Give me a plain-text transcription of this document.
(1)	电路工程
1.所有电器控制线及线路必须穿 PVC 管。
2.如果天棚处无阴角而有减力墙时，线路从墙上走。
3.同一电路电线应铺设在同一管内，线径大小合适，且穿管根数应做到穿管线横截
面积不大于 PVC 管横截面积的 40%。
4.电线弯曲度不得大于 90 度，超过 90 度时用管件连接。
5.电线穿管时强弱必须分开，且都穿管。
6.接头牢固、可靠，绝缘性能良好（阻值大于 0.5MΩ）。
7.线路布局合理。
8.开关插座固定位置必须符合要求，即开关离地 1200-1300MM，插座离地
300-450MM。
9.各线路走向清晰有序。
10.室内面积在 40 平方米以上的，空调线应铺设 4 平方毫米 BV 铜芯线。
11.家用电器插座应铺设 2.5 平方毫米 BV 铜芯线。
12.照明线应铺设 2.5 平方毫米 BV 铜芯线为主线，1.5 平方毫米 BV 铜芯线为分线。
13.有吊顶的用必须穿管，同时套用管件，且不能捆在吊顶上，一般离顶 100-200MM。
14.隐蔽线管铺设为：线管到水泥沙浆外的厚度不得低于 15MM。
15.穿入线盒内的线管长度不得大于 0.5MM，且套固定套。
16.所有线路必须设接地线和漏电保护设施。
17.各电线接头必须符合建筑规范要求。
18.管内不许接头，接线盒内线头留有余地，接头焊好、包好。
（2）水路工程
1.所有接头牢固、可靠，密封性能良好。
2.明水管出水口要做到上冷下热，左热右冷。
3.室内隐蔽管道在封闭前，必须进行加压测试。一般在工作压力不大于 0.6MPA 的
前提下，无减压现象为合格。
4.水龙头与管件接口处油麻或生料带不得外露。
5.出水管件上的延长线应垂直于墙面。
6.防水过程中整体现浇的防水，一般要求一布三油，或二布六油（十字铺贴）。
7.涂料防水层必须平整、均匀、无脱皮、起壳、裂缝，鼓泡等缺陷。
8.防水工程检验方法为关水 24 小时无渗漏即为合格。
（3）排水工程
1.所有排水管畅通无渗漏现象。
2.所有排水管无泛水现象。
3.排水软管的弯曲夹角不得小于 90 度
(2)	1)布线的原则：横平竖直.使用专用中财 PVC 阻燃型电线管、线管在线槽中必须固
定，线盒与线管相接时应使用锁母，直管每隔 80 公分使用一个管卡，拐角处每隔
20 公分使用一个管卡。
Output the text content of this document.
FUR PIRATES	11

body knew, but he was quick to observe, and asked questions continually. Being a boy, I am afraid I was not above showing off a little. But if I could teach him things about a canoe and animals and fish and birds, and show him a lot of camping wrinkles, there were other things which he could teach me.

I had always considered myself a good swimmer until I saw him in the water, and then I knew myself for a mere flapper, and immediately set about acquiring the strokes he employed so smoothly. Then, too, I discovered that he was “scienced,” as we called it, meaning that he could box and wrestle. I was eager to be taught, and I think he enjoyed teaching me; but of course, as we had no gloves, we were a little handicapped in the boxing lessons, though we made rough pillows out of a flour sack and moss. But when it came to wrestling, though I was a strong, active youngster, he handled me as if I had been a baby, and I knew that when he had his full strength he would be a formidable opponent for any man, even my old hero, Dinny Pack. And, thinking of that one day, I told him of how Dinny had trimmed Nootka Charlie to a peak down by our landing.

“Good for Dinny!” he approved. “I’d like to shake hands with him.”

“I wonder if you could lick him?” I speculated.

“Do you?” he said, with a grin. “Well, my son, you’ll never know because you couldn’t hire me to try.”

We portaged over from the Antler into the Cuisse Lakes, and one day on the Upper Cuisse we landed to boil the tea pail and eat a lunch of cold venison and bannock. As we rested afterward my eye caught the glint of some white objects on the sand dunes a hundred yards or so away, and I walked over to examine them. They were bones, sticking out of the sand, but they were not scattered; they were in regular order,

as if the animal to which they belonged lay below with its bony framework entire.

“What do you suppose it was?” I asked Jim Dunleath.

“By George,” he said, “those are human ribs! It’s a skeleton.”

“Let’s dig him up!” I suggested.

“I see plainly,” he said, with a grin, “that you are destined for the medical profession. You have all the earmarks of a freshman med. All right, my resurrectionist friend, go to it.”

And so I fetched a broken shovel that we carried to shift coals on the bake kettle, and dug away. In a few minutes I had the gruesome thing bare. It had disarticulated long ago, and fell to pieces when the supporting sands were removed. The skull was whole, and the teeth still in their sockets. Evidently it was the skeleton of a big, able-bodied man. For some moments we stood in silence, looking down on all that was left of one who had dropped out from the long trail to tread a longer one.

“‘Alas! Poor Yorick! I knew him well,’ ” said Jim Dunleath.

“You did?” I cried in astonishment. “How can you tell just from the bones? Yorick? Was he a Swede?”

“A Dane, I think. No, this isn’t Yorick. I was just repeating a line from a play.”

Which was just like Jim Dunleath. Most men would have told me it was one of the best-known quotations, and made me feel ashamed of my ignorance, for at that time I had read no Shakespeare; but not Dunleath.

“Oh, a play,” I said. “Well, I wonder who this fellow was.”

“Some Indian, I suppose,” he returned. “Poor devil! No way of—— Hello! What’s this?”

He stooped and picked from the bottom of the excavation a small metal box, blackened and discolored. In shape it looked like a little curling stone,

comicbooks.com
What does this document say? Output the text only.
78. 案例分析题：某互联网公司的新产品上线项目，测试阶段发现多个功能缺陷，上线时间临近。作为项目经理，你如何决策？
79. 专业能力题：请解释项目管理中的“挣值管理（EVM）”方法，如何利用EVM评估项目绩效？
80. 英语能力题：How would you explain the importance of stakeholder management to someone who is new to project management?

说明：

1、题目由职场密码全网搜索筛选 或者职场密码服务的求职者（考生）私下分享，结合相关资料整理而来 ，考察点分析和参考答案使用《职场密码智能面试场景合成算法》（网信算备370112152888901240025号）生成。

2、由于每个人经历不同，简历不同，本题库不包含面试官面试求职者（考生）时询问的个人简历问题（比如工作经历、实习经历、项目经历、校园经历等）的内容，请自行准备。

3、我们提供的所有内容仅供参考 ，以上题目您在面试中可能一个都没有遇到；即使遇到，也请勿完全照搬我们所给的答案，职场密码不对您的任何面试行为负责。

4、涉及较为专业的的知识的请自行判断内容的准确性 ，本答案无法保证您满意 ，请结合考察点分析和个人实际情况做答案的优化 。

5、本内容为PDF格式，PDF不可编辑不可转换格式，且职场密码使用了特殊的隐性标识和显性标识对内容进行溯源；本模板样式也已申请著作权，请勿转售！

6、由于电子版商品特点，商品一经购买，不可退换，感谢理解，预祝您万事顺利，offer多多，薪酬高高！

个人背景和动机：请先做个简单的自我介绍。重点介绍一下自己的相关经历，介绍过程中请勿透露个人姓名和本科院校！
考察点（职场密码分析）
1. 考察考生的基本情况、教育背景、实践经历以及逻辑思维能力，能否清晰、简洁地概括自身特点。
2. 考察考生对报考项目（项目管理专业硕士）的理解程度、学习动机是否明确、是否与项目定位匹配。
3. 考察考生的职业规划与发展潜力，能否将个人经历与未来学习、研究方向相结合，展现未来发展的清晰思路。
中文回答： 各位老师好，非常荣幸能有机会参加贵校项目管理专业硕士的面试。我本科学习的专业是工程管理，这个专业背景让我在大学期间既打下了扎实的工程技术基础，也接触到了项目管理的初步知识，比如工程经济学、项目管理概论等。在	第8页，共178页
· · · · · · ·
● What this task involves:
Using the listing above, reproduce each line without omission.

● Worked solution:
Give me a plain-text transcription of this document.
(1)	电路工程
1.所有电器控制线及线路必须穿 PVC 管。
2.如果天棚处无阴角而有减力墙时，线路从墙上走。
3.同一电路电线应铺设在同一管内，线径大小合适，且穿管根数应做到穿管线横截
面积不大于 PVC 管横截面积的 40%。
4.电线弯曲度不得大于 90 度，超过 90 度时用管件连接。
5.电线穿管时强弱必须分开，且都穿管。
6.接头牢固、可靠，绝缘性能良好（阻值大于 0.5MΩ）。
7.线路布局合理。
8.开关插座固定位置必须符合要求，即开关离地 1200-1300MM，插座离地
300-450MM。
9.各线路走向清晰有序。
10.室内面积在 40 平方米以上的，空调线应铺设 4 平方毫米 BV 铜芯线。
11.家用电器插座应铺设 2.5 平方毫米 BV 铜芯线。
12.照明线应铺设 2.5 平方毫米 BV 铜芯线为主线，1.5 平方毫米 BV 铜芯线为分线。
13.有吊顶的用必须穿管，同时套用管件，且不能捆在吊顶上，一般离顶 100-200MM。
14.隐蔽线管铺设为：线管到水泥沙浆外的厚度不得低于 15MM。
15.穿入线盒内的线管长度不得大于 0.5MM，且套固定套。
16.所有线路必须设接地线和漏电保护设施。
17.各电线接头必须符合建筑规范要求。
18.管内不许接头，接线盒内线头留有余地，接头焊好、包好。
（2）水路工程
1.所有接头牢固、可靠，密封性能良好。
2.明水管出水口要做到上冷下热，左热右冷。
3.室内隐蔽管道在封闭前，必须进行加压测试。一般在工作压力不大于 0.6MPA 的
前提下，无减压现象为合格。
4.水龙头与管件接口处油麻或生料带不得外露。
5.出水管件上的延长线应垂直于墙面。
6.防水过程中整体现浇的防水，一般要求一布三油，或二布六油（十字铺贴）。
7.涂料防水层必须平整、均匀、无脱皮、起壳、裂缝，鼓泡等缺陷。
8.防水工程检验方法为关水 24 小时无渗漏即为合格。
（3）排水工程
1.所有排水管畅通无渗漏现象。
2.所有排水管无泛水现象。
3.排水软管的弯曲夹角不得小于 90 度
(2)	1)布线的原则：横平竖直.使用专用中财 PVC 阻燃型电线管、线管在线槽中必须固
定，线盒与线管相接时应使用锁母，直管每隔 80 公分使用一个管卡，拐角处每隔
20 公分使用一个管卡。
Output the text content of this document.
FUR PIRATES	11

body knew, but he was quick to observe, and asked questions continually. Being a boy, I am afraid I was not above showing off a little. But if I could teach him things about a canoe and animals and fish and birds, and show him a lot of camping wrinkles, there were other things which he could teach me.

I had always considered myself a good swimmer until I saw him in the water, and then I knew myself for a mere flapper, and immediately set about acquiring the strokes he employed so smoothly. Then, too, I discovered that he was “scienced,” as we called it, meaning that he could box and wrestle. I was eager to be taught, and I think he enjoyed teaching me; but of course, as we had no gloves, we were a little handicapped in the boxing lessons, though we made rough pillows out of a flour sack and moss. But when it came to wrestling, though I was a strong, active youngster, he handled me as if I had been a baby, and I knew that when he had his full strength he would be a formidable opponent for any man, even my old hero, Dinny Pack. And, thinking of that one day, I told him of how Dinny had trimmed Nootka Charlie to a peak down by our landing.

“Good for Dinny!” he approved. “I’d like to shake hands with him.”

“I wonder if you could lick him?” I speculated.

“Do you?” he said, with a grin. “Well, my son, you’ll never know because you couldn’t hire me to try.”

We portaged over from the Antler into the Cuisse Lakes, and one day on the Upper Cuisse we landed to boil the tea pail and eat a lunch of cold venison and bannock. As we rested afterward my eye caught the glint of some white objects on the sand dunes a hundred yards or so away, and I walked over to examine them. They were bones, sticking out of the sand, but they were not scattered; they were in regular order,

as if the animal to which they belonged lay below with its bony framework entire.

“What do you suppose it was?” I asked Jim Dunleath.

“By George,” he said, “those are human ribs! It’s a skeleton.”

“Let’s dig him up!” I suggested.

“I see plainly,” he said, with a grin, “that you are destined for the medical profession. You have all the earmarks of a freshman med. All right, my resurrectionist friend, go to it.”

And so I fetched a broken shovel that we carried to shift coals on the bake kettle, and dug away. In a few minutes I had the gruesome thing bare. It had disarticulated long ago, and fell to pieces when the supporting sands were removed. The skull was whole, and the teeth still in their sockets. Evidently it was the skeleton of a big, able-bodied man. For some moments we stood in silence, looking down on all that was left of one who had dropped out from the long trail to tread a longer one.

“‘Alas! Poor Yorick! I knew him well,’ ” said Jim Dunleath.

“You did?” I cried in astonishment. “How can you tell just from the bones? Yorick? Was he a Swede?”

“A Dane, I think. No, this isn’t Yorick. I was just repeating a line from a play.”

Which was just like Jim Dunleath. Most men would have told me it was one of the best-known quotations, and made me feel ashamed of my ignorance, for at that time I had read no Shakespeare; but not Dunleath.

“Oh, a play,” I said. “Well, I wonder who this fellow was.”

“Some Indian, I suppose,” he returned. “Poor devil! No way of—— Hello! What’s this?”

He stooped and picked from the bottom of the excavation a small metal box, blackened and discolored. In shape it looked like a little curling stone,

comicbooks.com
What does this document say? Output the text only.
78. 案例分析题：某互联网公司的新产品上线项目，测试阶段发现多个功能缺陷，上线时间临近。作为项目经理，你如何决策？
79. 专业能力题：请解释项目管理中的“挣值管理（EVM）”方法，如何利用EVM评估项目绩效？
80. 英语能力题：How would you explain the importance of stakeholder management to someone who is new to project management?

说明：

1、题目由职场密码全网搜索筛选 或者职场密码服务的求职者（考生）私下分享，结合相关资料整理而来 ，考察点分析和参考答案使用《职场密码智能面试场景合成算法》（网信算备370112152888901240025号）生成。

2、由于每个人经历不同，简历不同，本题库不包含面试官面试求职者（考生）时询问的个人简历问题（比如工作经历、实习经历、项目经历、校园经历等）的内容，请自行准备。

3、我们提供的所有内容仅供参考 ，以上题目您在面试中可能一个都没有遇到；即使遇到，也请勿完全照搬我们所给的答案，职场密码不对您的任何面试行为负责。

4、涉及较为专业的的知识的请自行判断内容的准确性 ，本答案无法保证您满意 ，请结合考察点分析和个人实际情况做答案的优化 。

5、本内容为PDF格式，PDF不可编辑不可转换格式，且职场密码使用了特殊的隐性标识和显性标识对内容进行溯源；本模板样式也已申请著作权，请勿转售！

6、由于电子版商品特点，商品一经购买，不可退换，感谢理解，预祝您万事顺利，offer多多，薪酬高高！

个人背景和动机：请先做个简单的自我介绍。重点介绍一下自己的相关经历，介绍过程中请勿透露个人姓名和本科院校！
考察点（职场密码分析）
1. 考察考生的基本情况、教育背景、实践经历以及逻辑思维能力，能否清晰、简洁地概括自身特点。
2. 考察考生对报考项目（项目管理专业硕士）的理解程度、学习动机是否明确、是否与项目定位匹配。
3. 考察考生的职业规划与发展潜力，能否将个人经历与未来学习、研究方向相结合，展现未来发展的清晰思路。
中文回答： 各位老师好，非常荣幸能有机会参加贵校项目管理专业硕士的面试。我本科学习的专业是工程管理，这个专业背景让我在大学期间既打下了扎实的工程技术基础，也接触到了项目管理的初步知识，比如工程经济学、项目管理概论等。在	第8页，共178页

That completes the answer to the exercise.